▸ **What the task requires**
Read the records below and copy each line that contains "小明因目睹了父亲的车祸惨状".

■ ■ ■ ■ ■

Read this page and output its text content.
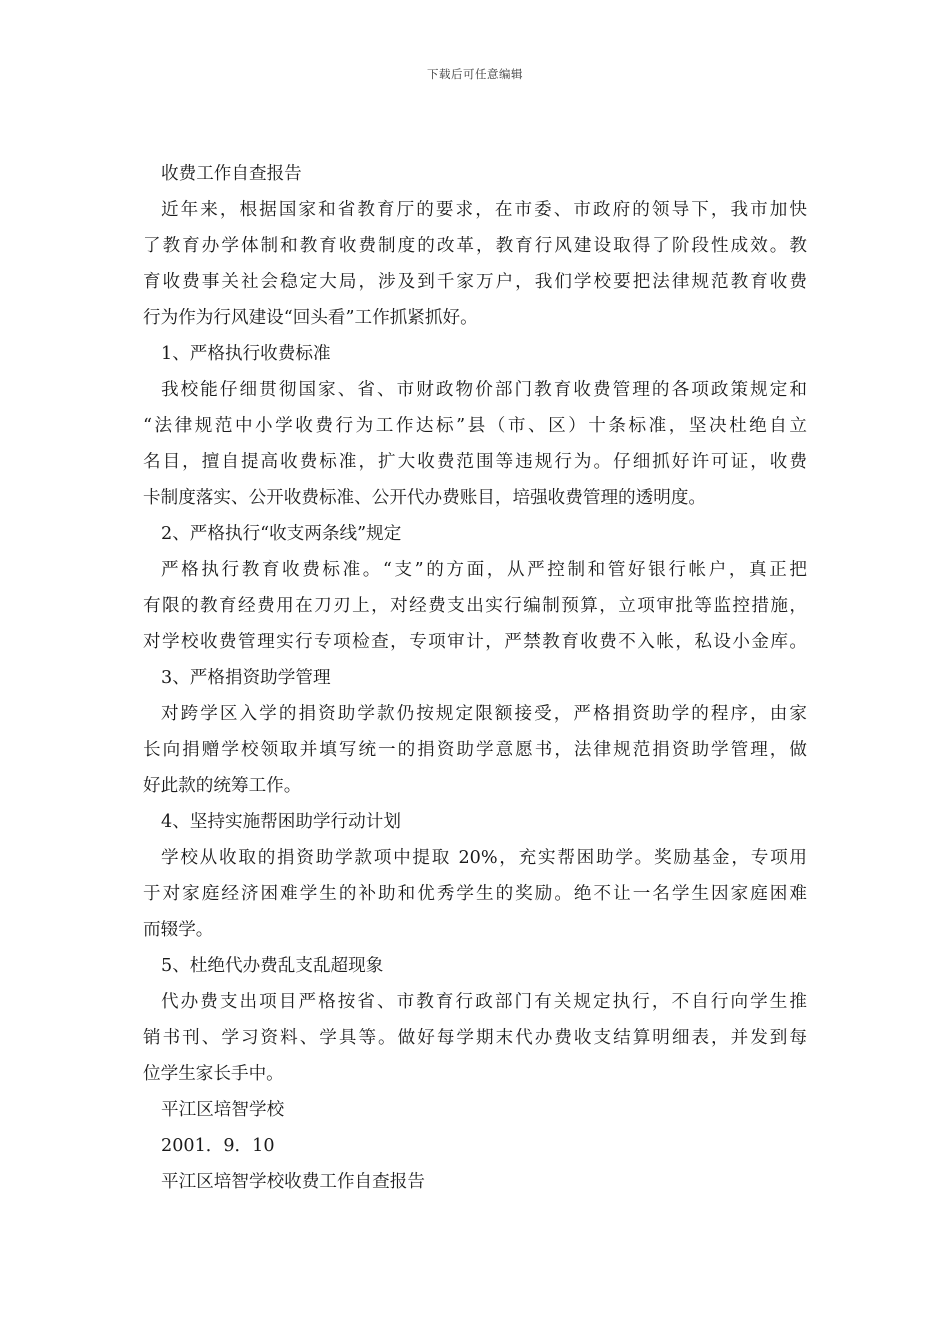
下载后可任意编辑
收费工作自查报告
近年来，根据国家和省教育厅的要求，在市委、市政府的领导下，我市加快
了教育办学体制和教育收费制度的改革，教育行风建设取得了阶段性成效。教
育收费事关社会稳定大局，涉及到千家万户，我们学校要把法律规范教育收费
行为作为行风建设“回头看”工作抓紧抓好。
1、严格执行收费标准
我校能仔细贯彻国家、省、市财政物价部门教育收费管理的各项政策规定和
“法律规范中小学收费行为工作达标”县（市、区）十条标准，坚决杜绝自立
名目，擅自提高收费标准，扩大收费范围等违规行为。仔细抓好许可证，收费
卡制度落实、公开收费标准、公开代办费账目，培强收费管理的透明度。
2、严格执行“收支两条线”规定
严格执行教育收费标准。“支”的方面，从严控制和管好银行帐户，真正把
有限的教育经费用在刀刃上，对经费支出实行编制预算，立项审批等监控措施，
对学校收费管理实行专项检查，专项审计，严禁教育收费不入帐，私设小金库。
3、严格捐资助学管理
对跨学区入学的捐资助学款仍按规定限额接受，严格捐资助学的程序，由家
长向捐赠学校领取并填写统一的捐资助学意愿书，法律规范捐资助学管理，做
好此款的统筹工作。
4、坚持实施帮困助学行动计划
学校从收取的捐资助学款项中提取 20%，充实帮困助学。奖励基金，专项用
于对家庭经济困难学生的补助和优秀学生的奖励。绝不让一名学生因家庭困难
而辍学。
5、杜绝代办费乱支乱超现象
代办费支出项目严格按省、市教育行政部门有关规定执行，不自行向学生推
销书刊、学习资料、学具等。做好每学期末代办费收支结算明细表，并发到每
位学生家长手中。
平江区培智学校
2001．9．10
平江区培智学校收费工作自查报告
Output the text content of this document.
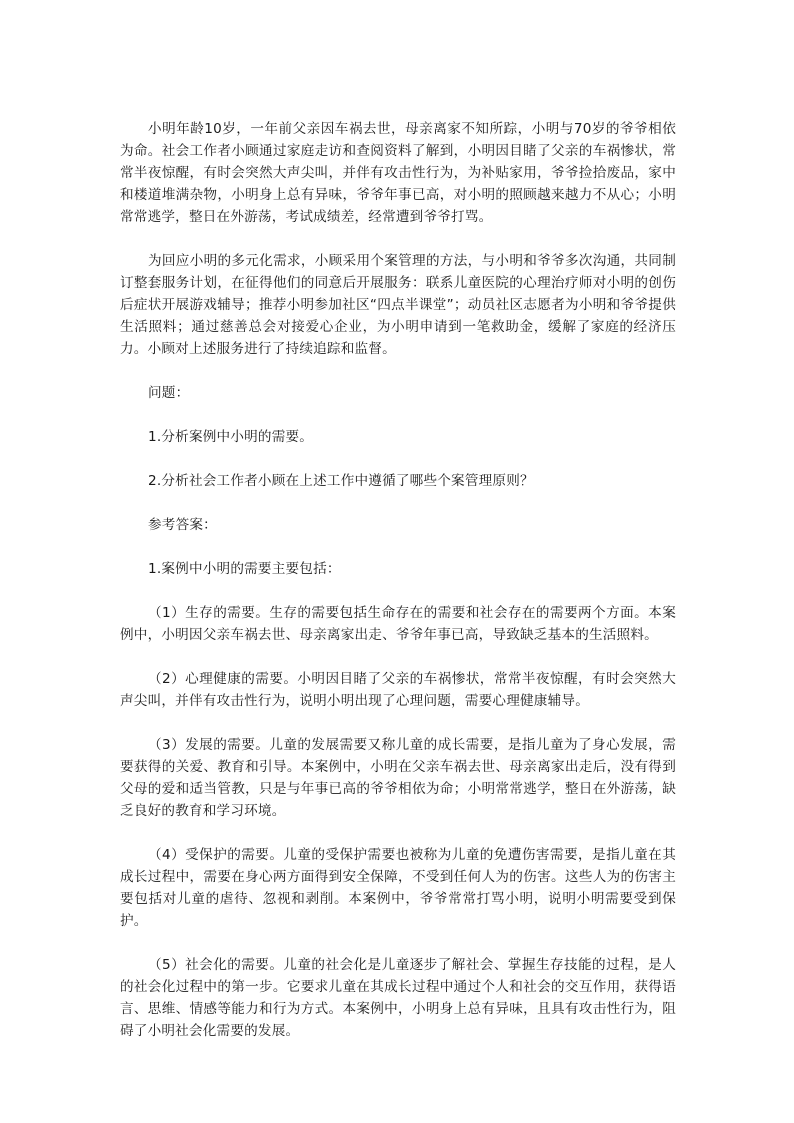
小明年龄10岁，一年前父亲因车祸去世，母亲离家不知所踪，小明与70岁的爷爷相依为命。社会工作者小顾通过家庭走访和查阅资料了解到，小明因目睹了父亲的车祸惨状，常常半夜惊醒，有时会突然大声尖叫，并伴有攻击性行为，为补贴家用，爷爷捡拾废品，家中和楼道堆满杂物，小明身上总有异味，爷爷年事已高，对小明的照顾越来越力不从心；小明常常逃学，整日在外游荡，考试成绩差，经常遭到爷爷打骂。

为回应小明的多元化需求，小顾采用个案管理的方法，与小明和爷爷多次沟通，共同制订整套服务计划，在征得他们的同意后开展服务：联系儿童医院的心理治疗师对小明的创伤后症状开展游戏辅导；推荐小明参加社区“四点半课堂”；动员社区志愿者为小明和爷爷提供生活照料；通过慈善总会对接爱心企业，为小明申请到一笔救助金，缓解了家庭的经济压力。小顾对上述服务进行了持续追踪和监督。

问题：

1.分析案例中小明的需要。

2.分析社会工作者小顾在上述工作中遵循了哪些个案管理原则？

参考答案：

1.案例中小明的需要主要包括：

（1）生存的需要。生存的需要包括生命存在的需要和社会存在的需要两个方面。本案例中，小明因父亲车祸去世、母亲离家出走、爷爷年事已高，导致缺乏基本的生活照料。

（2）心理健康的需要。小明因目睹了父亲的车祸惨状，常常半夜惊醒，有时会突然大声尖叫，并伴有攻击性行为，说明小明出现了心理问题，需要心理健康辅导。

（3）发展的需要。儿童的发展需要又称儿童的成长需要，是指儿童为了身心发展，需要获得的关爱、教育和引导。本案例中，小明在父亲车祸去世、母亲离家出走后，没有得到父母的爱和适当管教，只是与年事已高的爷爷相依为命；小明常常逃学，整日在外游荡，缺乏良好的教育和学习环境。

（4）受保护的需要。儿童的受保护需要也被称为儿童的免遭伤害需要，是指儿童在其成长过程中，需要在身心两方面得到安全保障，不受到任何人为的伤害。这些人为的伤害主要包括对儿童的虐待、忽视和剥削。本案例中，爷爷常常打骂小明，说明小明需要受到保护。

（5）社会化的需要。儿童的社会化是儿童逐步了解社会、掌握生存技能的过程，是人的社会化过程中的第一步。它要求儿童在其成长过程中通过个人和社会的交互作用，获得语言、思维、情感等能力和行为方式。本案例中，小明身上总有异味，且具有攻击性行为，阻碍了小明社会化需要的发展。
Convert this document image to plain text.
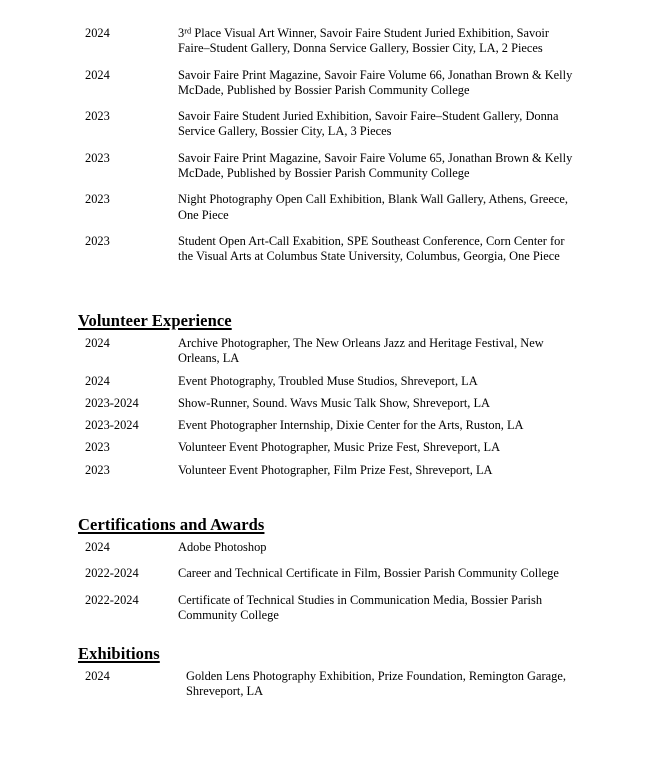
2024	3rd Place Visual Art Winner, Savoir Faire Student Juried Exhibition, Savoir Faire–Student Gallery, Donna Service Gallery, Bossier City, LA, 2 Pieces
2024	Savoir Faire Print Magazine, Savoir Faire Volume 66, Jonathan Brown & Kelly McDade, Published by Bossier Parish Community College
2023	Savoir Faire Student Juried Exhibition, Savoir Faire–Student Gallery, Donna Service Gallery, Bossier City, LA, 3 Pieces
2023	Savoir Faire Print Magazine, Savoir Faire Volume 65, Jonathan Brown & Kelly McDade, Published by Bossier Parish Community College
2023	Night Photography Open Call Exhibition, Blank Wall Gallery, Athens, Greece, One Piece
2023	Student Open Art-Call Exabition, SPE Southeast Conference, Corn Center for the Visual Arts at Columbus State University, Columbus, Georgia, One Piece
Volunteer Experience
2024	Archive Photographer, The New Orleans Jazz and Heritage Festival, New Orleans, LA
2024	Event Photography, Troubled Muse Studios, Shreveport, LA
2023-2024	Show-Runner, Sound. Wavs Music Talk Show, Shreveport, LA
2023-2024	Event Photographer Internship, Dixie Center for the Arts, Ruston, LA
2023	Volunteer Event Photographer, Music Prize Fest, Shreveport, LA
2023	Volunteer Event Photographer, Film Prize Fest, Shreveport, LA
Certifications and Awards
2024	Adobe Photoshop
2022-2024	Career and Technical Certificate in Film, Bossier Parish Community College
2022-2024	Certificate of Technical Studies in Communication Media, Bossier Parish Community College
Exhibitions
2024	Golden Lens Photography Exhibition, Prize Foundation, Remington Garage, Shreveport, LA
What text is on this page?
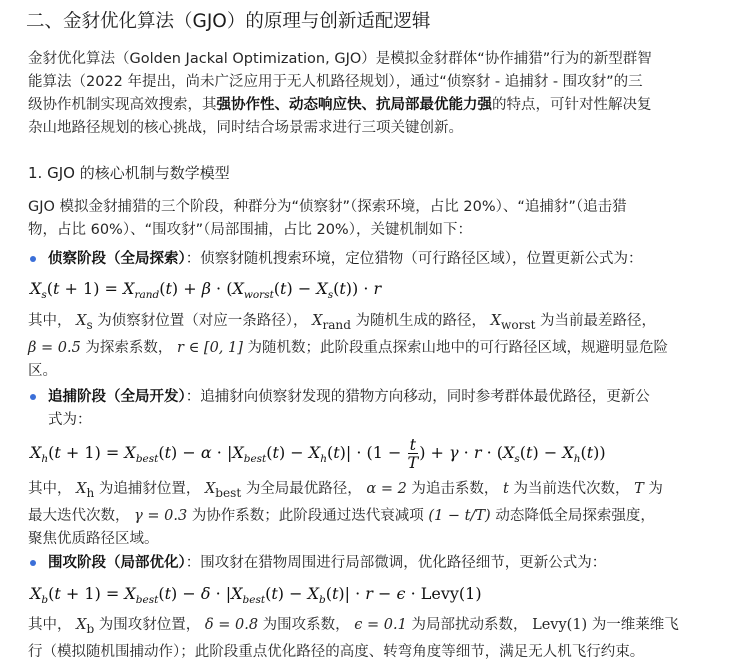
二、金豺优化算法（GJO）的原理与创新适配逻辑
金豺优化算法（Golden Jackal Optimization, GJO）是模拟金豺群体“协作捕猎”行为的新型群智
能算法（2022 年提出，尚未广泛应用于无人机路径规划），通过“侦察豺 - 追捕豺 - 围攻豺”的三
级协作机制实现高效搜索，其强协作性、动态响应快、抗局部最优能力强的特点，可针对性解决复
杂山地路径规划的核心挑战，同时结合场景需求进行三项关键创新。
1. GJO 的核心机制与数学模型
GJO 模拟金豺捕猎的三个阶段，种群分为“侦察豺”（探索环境，占比 20%）、“追捕豺”（追击猎
物，占比 60%）、“围攻豺”（局部围捕，占比 20%），关键机制如下：
侦察阶段（全局探索）：侦察豺随机搜索环境，定位猎物（可行路径区域），位置更新公式为：
$X_s(t + 1) = X_{rand}(t) + \beta \cdot (X_{worst}(t) - X_s(t)) \cdot r$
其中， $X_s$ 为侦察豺位置（对应一条路径）， $X_{rand}$ 为随机生成的路径， $X_{worst}$ 为当前最差路径，
β = 0.5 为探索系数， r ∈ [0, 1] 为随机数；此阶段重点探索山地中的可行路径区域，规避明显危险
区。
追捕阶段（全局开发）：追捕豺向侦察豺发现的猎物方向移动，同时参考群体最优路径，更新公
式为：
$X_h(t + 1) = X_{best}(t) - \alpha \cdot |X_{best}(t) - X_h(t)| \cdot (1 - \frac{t}{T}$ ) + $\gamma \cdot r \cdot (X_s(t) - X_h(t))$
其中， $X_h$ 为追捕豺位置， $X_{best}$ 为全局最优路径， α = 2 为追击系数， t 为当前迭代次数， T 为
最大迭代次数， γ = 0.3 为协作系数；此阶段通过迭代衰减项 (1 − t/T) 动态降低全局探索强度，
聚焦优质路径区域。
围攻阶段（局部优化）：围攻豺在猎物周围进行局部微调，优化路径细节，更新公式为：
$X_b(t + 1) = X_{best}(t) - \delta \cdot |X_{best}(t) - X_b(t)| \cdot r - \epsilon$ · Levy(1)
其中， $X_b$ 为围攻豺位置， δ = 0.8 为围攻系数， ϵ = 0.1 为局部扰动系数， Levy(1) 为一维莱维飞
行（模拟随机围捕动作）；此阶段重点优化路径的高度、转弯角度等细节，满足无人机飞行约束。
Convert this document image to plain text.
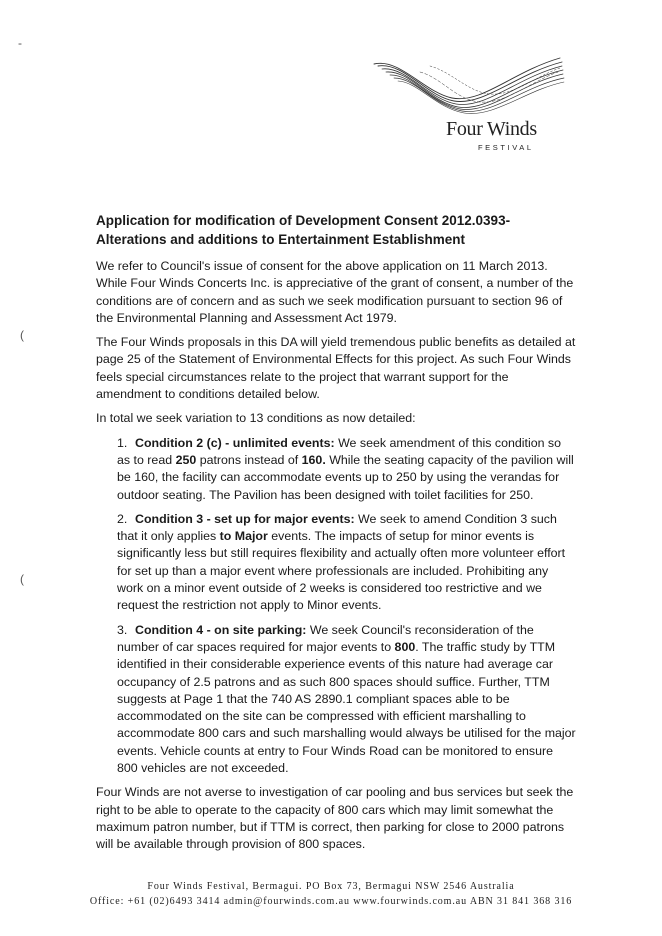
Four Winds
FESTIVAL
-
(
(
Application for modification of Development Consent 2012.0393-
Alterations and additions to Entertainment Establishment

We refer to Council's issue of consent for the above application on 11 March 2013. While Four Winds Concerts Inc. is appreciative of the grant of consent, a number of the conditions are of concern and as such we seek modification pursuant to section 96 of the Environmental Planning and Assessment Act 1979.

The Four Winds proposals in this DA will yield tremendous public benefits as detailed at page 25 of the Statement of Environmental Effects for this project. As such Four Winds feels special circumstances relate to the project that warrant support for the amendment to conditions detailed below.

In total we seek variation to 13 conditions as now detailed:

1. Condition 2 (c) - unlimited events: We seek amendment of this condition so as to read 250 patrons instead of 160. While the seating capacity of the pavilion will be 160, the facility can accommodate events up to 250 by using the verandas for outdoor seating. The Pavilion has been designed with toilet facilities for 250.

2. Condition 3 - set up for major events: We seek to amend Condition 3 such that it only applies to Major events. The impacts of setup for minor events is significantly less but still requires flexibility and actually often more volunteer effort for set up than a major event where professionals are included. Prohibiting any work on a minor event outside of 2 weeks is considered too restrictive and we request the restriction not apply to Minor events.

3. Condition 4 - on site parking: We seek Council's reconsideration of the number of car spaces required for major events to 800. The traffic study by TTM identified in their considerable experience events of this nature had average car occupancy of 2.5 patrons and as such 800 spaces should suffice. Further, TTM suggests at Page 1 that the 740 AS 2890.1 compliant spaces able to be accommodated on the site can be compressed with efficient marshalling to accommodate 800 cars and such marshalling would always be utilised for the major events. Vehicle counts at entry to Four Winds Road can be monitored to ensure 800 vehicles are not exceeded.

Four Winds are not averse to investigation of car pooling and bus services but seek the right to be able to operate to the capacity of 800 cars which may limit somewhat the maximum patron number, but if TTM is correct, then parking for close to 2000 patrons will be available through provision of 800 spaces.

Four Winds Festival, Bermagui. PO Box 73, Bermagui NSW 2546 Australia
Office: +61 (02)6493 3414 admin@fourwinds.com.au www.fourwinds.com.au ABN 31 841 368 316
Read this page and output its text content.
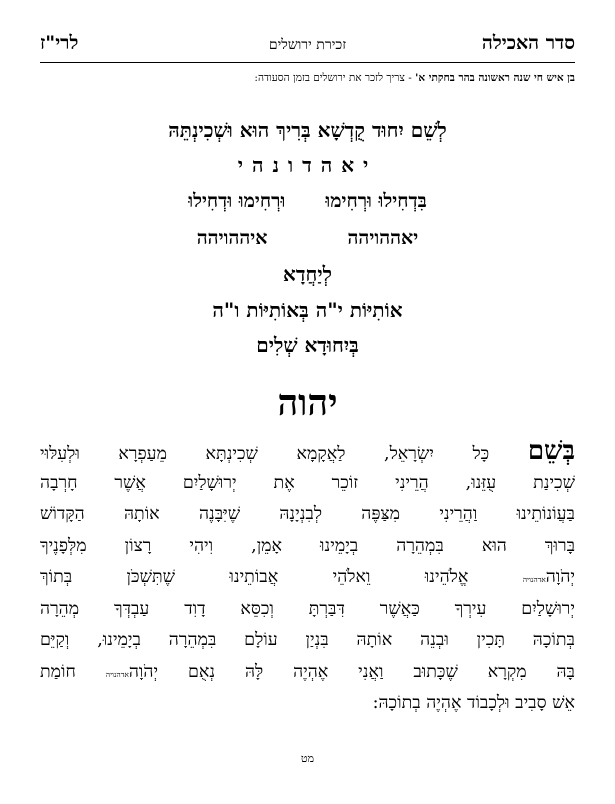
סדר האכילה
זכירת ירושלים
לרי"ז
בן איש חי שנה ראשונה בהר בחקתי א' - צריך לזכר את ירושלים בזמן הסעודה:
לְשֵׁם יִחוּד קֻדְשָׁא בְּרִיךְ הוּא וּשְׁכִינְתֵּהּ
יאהדונהי
בִּדְחִילוּ וּרְחִימוּוּרְחִימוּ וּדְחִילוּ
יאההויההאיההויהה
לְיַחֲדָא
אוֹתִיּוֹת י"ה בְּאוֹתִיּוֹת ו"ה
בְּיִחוּדָא שְׁלִים
יהוה
בְּשֵׁם כָּל יִשְׂרָאֵל, לַאֲקָמָא שְׁכִינְתָּא מֵעַפְרָא וּלְעִלּוּי
שְׁכִינַת עֻזֵּנוּ, הֲרֵינִי זוֹכֵר אֶת יְרוּשָׁלַיִם אֲשֶׁר חָרְבָה
בַּעֲוֹנוֹתֵינוּ וַהֲרֵינִי מִצַּפֶּה לְבִנְיָנָהּ שֶׁיִּבָּנֶה אוֹתָהּ הַקָּדוֹשׁ
בָּרוּךְ הוּא בִּמְהֵרָה בְיָמֵינוּ אָמֵן, וִיהִי רָצוֹן מִלְּפָנֶיךָ
יְהֹוָהאדהנויה אֱלֹהֵינוּ וֵאלֹהֵי אֲבוֹתֵינוּ שֶׁתִּשְׁכֹּן בְּתוֹךְ
יְרוּשָׁלַיִם עִירְךָ כַּאֲשֶׁר דִּבַּרְתָּ וְכִסֵּא דָוִד עַבְדְּךָ מְהֵרָה
בְּתוֹכָהּ תָּכִין וּבְנֵה אוֹתָהּ בִּנְיַן עוֹלָם בִּמְהֵרָה בְיָמֵינוּ, וְקַיֵּם
בָּהּ מִקְרָא שֶׁכָּתוּב וַאֲנִי אֶהְיֶה לָּהּ נְאֻם יְהֹוָהאדהנויה חוֹמַת
אֵשׁ סָבִיב וּלְכָבוֹד אֶהְיֶה בְתוֹכָהּ:
מט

■ ■ ■ ■ ■

▸ **Written response**
小明年龄10岁，一年前父亲因车祸去世，母亲离家不知所踪，小明与70岁的爷爷相依为命。社会工作者小顾通过家庭走访和查阅资料了解到，小明因目睹了父亲的车祸惨状，常常半夜惊醒，有时会突然大声尖叫，并伴有攻击性行为，为补贴家用，爷爷捡拾废品，家中和楼道堆满杂物，小明身上总有异味，爷爷年事已高，对小明的照顾越来越力不从心；小明常常逃学，整日在外游荡，考试成绩差，经常遭到爷爷打骂。
（2）心理健康的需要。小明因目睹了父亲的车祸惨状，常常半夜惊醒，有时会突然大声尖叫，并伴有攻击性行为，说明小明出现了心理问题，需要心理健康辅导。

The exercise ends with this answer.